* _EXERCISE DETAILS_
In the entries below, count every line with the string "xlabel". State the count and nothing else.

* _DATASET_
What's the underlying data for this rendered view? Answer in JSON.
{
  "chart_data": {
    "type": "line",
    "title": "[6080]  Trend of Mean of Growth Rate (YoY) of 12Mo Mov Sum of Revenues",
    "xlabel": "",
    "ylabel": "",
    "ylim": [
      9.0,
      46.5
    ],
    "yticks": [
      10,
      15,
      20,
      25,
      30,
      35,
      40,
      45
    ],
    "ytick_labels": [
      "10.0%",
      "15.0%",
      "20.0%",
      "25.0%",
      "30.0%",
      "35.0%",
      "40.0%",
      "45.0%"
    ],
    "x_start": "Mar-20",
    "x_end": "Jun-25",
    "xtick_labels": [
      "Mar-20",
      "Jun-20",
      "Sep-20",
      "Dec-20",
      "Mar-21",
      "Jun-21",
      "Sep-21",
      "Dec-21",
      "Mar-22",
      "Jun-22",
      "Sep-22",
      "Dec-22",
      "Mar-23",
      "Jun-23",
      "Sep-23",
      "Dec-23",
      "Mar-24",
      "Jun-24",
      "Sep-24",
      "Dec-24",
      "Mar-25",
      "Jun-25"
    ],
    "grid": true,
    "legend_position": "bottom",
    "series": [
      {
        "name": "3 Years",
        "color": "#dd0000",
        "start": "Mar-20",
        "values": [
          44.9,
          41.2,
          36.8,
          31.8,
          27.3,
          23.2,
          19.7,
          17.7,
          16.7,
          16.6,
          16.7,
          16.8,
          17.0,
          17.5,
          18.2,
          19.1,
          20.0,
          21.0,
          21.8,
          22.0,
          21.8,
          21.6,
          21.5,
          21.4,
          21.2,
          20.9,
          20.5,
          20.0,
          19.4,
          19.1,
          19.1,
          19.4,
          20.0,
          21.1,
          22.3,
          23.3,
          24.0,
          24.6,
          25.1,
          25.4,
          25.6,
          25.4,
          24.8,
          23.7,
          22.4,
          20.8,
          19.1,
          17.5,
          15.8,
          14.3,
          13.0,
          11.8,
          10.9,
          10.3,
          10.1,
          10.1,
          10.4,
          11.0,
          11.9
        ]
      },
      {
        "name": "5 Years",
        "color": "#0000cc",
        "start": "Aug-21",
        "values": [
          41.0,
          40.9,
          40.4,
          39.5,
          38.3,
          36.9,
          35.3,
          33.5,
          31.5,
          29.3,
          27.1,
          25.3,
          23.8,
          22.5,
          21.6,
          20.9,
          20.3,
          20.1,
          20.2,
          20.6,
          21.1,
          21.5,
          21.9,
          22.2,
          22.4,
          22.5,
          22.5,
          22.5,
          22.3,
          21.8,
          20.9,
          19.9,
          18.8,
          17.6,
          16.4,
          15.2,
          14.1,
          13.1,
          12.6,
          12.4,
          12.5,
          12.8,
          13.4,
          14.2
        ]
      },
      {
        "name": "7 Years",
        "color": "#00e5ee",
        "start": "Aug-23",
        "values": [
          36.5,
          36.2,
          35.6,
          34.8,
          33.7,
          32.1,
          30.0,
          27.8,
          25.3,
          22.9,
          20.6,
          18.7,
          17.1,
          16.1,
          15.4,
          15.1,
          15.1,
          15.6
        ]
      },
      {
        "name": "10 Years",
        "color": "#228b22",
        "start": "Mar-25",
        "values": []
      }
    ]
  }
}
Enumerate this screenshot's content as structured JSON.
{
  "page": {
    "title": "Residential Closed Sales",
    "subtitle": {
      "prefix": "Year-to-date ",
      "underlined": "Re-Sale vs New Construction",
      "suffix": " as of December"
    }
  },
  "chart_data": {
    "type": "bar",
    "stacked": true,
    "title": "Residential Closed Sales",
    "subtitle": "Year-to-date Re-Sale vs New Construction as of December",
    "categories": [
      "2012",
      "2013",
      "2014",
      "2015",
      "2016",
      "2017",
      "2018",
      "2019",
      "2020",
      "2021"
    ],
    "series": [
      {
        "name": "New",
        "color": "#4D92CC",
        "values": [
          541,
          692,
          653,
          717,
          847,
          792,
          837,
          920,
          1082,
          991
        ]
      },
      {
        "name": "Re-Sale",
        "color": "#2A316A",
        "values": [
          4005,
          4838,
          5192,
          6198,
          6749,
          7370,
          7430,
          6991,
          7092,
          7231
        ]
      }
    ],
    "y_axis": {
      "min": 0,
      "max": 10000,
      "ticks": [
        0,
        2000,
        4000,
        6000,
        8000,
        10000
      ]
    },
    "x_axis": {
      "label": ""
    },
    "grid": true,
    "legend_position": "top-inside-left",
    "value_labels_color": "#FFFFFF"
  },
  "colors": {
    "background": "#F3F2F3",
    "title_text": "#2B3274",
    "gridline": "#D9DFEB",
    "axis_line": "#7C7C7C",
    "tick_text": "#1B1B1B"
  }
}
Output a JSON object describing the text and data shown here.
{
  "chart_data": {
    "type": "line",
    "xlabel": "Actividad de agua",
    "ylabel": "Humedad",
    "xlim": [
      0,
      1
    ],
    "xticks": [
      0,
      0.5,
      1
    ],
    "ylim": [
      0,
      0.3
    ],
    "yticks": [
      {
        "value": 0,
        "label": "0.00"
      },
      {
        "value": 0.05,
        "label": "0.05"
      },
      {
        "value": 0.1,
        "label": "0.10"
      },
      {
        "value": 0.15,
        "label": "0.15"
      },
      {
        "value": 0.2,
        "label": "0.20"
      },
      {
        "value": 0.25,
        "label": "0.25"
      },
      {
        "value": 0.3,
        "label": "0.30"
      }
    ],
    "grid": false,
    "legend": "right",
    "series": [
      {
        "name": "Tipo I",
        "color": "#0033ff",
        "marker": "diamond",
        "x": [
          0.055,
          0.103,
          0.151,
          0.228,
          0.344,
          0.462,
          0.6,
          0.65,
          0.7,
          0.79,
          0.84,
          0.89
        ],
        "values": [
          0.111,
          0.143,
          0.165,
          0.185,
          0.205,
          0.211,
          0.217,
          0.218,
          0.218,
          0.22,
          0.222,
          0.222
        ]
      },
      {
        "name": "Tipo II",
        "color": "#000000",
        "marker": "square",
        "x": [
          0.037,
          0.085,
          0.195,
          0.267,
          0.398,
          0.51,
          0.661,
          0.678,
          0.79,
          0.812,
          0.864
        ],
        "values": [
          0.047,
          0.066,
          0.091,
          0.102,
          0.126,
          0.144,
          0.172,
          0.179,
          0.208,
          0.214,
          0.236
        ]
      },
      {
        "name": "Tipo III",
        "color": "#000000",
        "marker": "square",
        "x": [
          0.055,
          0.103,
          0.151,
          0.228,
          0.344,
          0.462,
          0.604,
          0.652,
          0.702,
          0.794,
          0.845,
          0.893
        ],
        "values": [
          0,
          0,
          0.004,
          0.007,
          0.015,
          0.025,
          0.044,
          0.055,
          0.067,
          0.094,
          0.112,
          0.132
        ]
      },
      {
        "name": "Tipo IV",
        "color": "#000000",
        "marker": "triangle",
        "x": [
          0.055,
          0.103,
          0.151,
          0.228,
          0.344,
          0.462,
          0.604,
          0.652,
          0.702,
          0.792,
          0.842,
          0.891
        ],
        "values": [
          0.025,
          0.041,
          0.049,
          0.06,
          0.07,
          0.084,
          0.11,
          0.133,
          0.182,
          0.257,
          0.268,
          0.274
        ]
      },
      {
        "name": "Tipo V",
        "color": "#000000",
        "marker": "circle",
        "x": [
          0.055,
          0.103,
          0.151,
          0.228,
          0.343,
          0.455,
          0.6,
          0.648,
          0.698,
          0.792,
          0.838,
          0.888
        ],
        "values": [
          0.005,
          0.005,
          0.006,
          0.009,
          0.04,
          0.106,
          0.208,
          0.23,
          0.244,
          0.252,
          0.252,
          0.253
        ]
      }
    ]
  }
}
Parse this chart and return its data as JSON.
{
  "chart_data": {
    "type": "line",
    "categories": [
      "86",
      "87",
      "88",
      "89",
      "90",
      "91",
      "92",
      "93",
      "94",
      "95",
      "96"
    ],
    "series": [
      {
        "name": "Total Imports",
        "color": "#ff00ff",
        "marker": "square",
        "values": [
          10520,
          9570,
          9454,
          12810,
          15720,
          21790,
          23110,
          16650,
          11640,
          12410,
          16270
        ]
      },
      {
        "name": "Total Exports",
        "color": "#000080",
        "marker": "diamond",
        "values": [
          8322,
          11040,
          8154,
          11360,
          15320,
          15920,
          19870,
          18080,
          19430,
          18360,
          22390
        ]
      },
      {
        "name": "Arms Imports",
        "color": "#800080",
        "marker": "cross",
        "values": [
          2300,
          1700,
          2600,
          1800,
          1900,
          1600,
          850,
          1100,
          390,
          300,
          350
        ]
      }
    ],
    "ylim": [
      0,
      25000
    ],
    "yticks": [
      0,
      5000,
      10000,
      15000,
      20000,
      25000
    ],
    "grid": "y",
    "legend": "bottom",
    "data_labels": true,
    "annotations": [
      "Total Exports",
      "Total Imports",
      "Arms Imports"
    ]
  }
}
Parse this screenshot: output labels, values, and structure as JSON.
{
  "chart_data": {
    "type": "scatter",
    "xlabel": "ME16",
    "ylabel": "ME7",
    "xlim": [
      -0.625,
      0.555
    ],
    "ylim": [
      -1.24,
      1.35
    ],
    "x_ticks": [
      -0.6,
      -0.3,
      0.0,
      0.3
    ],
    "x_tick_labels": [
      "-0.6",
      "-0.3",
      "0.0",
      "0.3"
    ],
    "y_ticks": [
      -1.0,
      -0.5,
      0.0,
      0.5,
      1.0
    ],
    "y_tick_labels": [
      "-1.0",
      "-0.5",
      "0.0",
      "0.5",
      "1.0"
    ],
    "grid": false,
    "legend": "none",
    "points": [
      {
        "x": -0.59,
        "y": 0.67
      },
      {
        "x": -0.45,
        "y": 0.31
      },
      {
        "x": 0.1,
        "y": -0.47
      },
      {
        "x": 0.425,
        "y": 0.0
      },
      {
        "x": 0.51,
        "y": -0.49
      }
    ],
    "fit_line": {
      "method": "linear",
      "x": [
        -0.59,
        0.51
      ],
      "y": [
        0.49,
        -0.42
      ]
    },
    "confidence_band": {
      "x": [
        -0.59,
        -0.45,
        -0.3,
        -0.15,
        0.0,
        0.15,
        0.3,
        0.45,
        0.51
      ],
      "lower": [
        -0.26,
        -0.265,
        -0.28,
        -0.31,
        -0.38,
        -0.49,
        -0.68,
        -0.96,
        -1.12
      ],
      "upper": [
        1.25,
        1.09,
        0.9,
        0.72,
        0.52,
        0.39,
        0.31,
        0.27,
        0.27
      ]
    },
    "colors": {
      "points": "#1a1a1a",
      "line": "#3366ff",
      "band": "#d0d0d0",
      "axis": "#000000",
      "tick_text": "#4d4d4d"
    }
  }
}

* _RESULT_
3